Output all records precisely as written.

****

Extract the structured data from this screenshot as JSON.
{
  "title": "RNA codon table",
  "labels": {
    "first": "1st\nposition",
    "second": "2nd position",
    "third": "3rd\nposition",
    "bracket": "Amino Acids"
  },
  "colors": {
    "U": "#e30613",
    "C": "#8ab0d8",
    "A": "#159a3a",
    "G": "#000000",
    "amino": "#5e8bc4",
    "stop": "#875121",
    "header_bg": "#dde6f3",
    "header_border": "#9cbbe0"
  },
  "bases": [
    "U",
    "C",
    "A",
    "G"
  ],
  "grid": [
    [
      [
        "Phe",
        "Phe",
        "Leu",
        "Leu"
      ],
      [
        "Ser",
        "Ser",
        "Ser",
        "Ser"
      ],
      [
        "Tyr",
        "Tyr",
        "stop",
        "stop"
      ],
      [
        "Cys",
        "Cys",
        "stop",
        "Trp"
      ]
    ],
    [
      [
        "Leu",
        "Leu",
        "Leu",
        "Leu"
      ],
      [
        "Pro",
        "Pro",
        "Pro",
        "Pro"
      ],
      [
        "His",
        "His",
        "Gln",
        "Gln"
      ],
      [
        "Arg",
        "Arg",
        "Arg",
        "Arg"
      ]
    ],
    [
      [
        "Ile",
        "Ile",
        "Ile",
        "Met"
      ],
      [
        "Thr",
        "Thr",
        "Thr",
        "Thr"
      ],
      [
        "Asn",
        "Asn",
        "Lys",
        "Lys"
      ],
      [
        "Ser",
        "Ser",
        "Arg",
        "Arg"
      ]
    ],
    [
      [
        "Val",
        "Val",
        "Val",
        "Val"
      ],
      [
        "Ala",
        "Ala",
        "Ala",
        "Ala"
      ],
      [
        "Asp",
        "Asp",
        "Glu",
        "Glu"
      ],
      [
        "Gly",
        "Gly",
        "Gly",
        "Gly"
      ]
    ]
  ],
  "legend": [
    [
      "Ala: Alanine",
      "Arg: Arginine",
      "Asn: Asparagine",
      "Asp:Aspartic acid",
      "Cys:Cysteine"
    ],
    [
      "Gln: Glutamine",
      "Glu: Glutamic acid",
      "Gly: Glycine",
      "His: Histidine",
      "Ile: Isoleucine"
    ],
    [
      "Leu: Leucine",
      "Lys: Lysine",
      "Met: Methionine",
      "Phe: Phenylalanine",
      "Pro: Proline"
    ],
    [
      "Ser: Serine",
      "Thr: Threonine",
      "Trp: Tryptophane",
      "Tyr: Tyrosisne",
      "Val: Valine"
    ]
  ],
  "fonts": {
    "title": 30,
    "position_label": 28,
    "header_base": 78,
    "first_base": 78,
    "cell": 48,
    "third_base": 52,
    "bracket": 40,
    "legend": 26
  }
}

****

Reply ::
Extract the structured data from this screenshot as JSON.
{
  "title": "RNA codon table",
  "labels": {
    "first": "1st\nposition",
    "second": "2nd position",
    "third": "3rd\nposition",
    "bracket": "Amino Acids"
  },
  "colors": {
    "U": "#e30613",
    "C": "#8ab0d8",
    "A": "#159a3a",
    "G": "#000000",
    "amino": "#5e8bc4",
    "stop": "#875121",
    "header_bg": "#dde6f3",
    "header_border": "#9cbbe0"
  },
  "bases": [
    "U",
    "C",
    "A",
    "G"
  ],
  "grid": [
    [
      [
        "Phe",
        "Phe",
        "Leu",
        "Leu"
      ],
      [
        "Ser",
        "Ser",
        "Ser",
        "Ser"
      ],
      [
        "Tyr",
        "Tyr",
        "stop",
        "stop"
      ],
      [
        "Cys",
        "Cys",
        "stop",
        "Trp"
      ]
    ],
    [
      [
        "Leu",
        "Leu",
        "Leu",
        "Leu"
      ],
      [
        "Pro",
        "Pro",
        "Pro",
        "Pro"
      ],
      [
        "His",
        "His",
        "Gln",
        "Gln"
      ],
      [
        "Arg",
        "Arg",
        "Arg",
        "Arg"
      ]
    ],
    [
      [
        "Ile",
        "Ile",
        "Ile",
        "Met"
      ],
      [
        "Thr",
        "Thr",
        "Thr",
        "Thr"
      ],
      [
        "Asn",
        "Asn",
        "Lys",
        "Lys"
      ],
      [
        "Ser",
        "Ser",
        "Arg",
        "Arg"
      ]
    ],
    [
      [
        "Val",
        "Val",
        "Val",
        "Val"
      ],
      [
        "Ala",
        "Ala",
        "Ala",
        "Ala"
      ],
      [
        "Asp",
        "Asp",
        "Glu",
        "Glu"
      ],
      [
        "Gly",
        "Gly",
        "Gly",
        "Gly"
      ]
    ]
  ],
  "legend": [
    [
      "Ala: Alanine",
      "Arg: Arginine",
      "Asn: Asparagine",
      "Asp:Aspartic acid",
      "Cys:Cysteine"
    ],
    [
      "Gln: Glutamine",
      "Glu: Glutamic acid",
      "Gly: Glycine",
      "His: Histidine",
      "Ile: Isoleucine"
    ],
    [
      "Leu: Leucine",
      "Lys: Lysine",
      "Met: Methionine",
      "Phe: Phenylalanine",
      "Pro: Proline"
    ],
    [
      "Ser: Serine",
      "Thr: Threonine",
      "Trp: Tryptophane",
      "Tyr: Tyrosisne",
      "Val: Valine"
    ]
  ],
  "fonts": {
    "title": 30,
    "position_label": 28,
    "header_base": 78,
    "first_base": 78,
    "cell": 48,
    "third_base": 52,
    "bracket": 40,
    "legend": 26
  }
}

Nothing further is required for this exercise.